DATA ▸
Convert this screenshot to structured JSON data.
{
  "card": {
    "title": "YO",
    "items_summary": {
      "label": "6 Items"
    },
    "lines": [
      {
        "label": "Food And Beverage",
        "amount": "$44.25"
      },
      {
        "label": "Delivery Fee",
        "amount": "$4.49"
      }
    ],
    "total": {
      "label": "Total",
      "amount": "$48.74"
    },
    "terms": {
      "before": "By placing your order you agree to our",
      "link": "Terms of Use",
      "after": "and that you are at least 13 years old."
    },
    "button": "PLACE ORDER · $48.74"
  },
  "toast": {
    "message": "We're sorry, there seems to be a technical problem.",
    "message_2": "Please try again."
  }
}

EXERCISE TASK ▸ Write down the full listing again, exactly.

COMPLETE OUTPUT ▸
Convert this screenshot to structured JSON data.
{
  "card": {
    "title": "YO",
    "items_summary": {
      "label": "6 Items"
    },
    "lines": [
      {
        "label": "Food And Beverage",
        "amount": "$44.25"
      },
      {
        "label": "Delivery Fee",
        "amount": "$4.49"
      }
    ],
    "total": {
      "label": "Total",
      "amount": "$48.74"
    },
    "terms": {
      "before": "By placing your order you agree to our",
      "link": "Terms of Use",
      "after": "and that you are at least 13 years old."
    },
    "button": "PLACE ORDER · $48.74"
  },
  "toast": {
    "message": "We're sorry, there seems to be a technical problem.",
    "message_2": "Please try again."
  }
}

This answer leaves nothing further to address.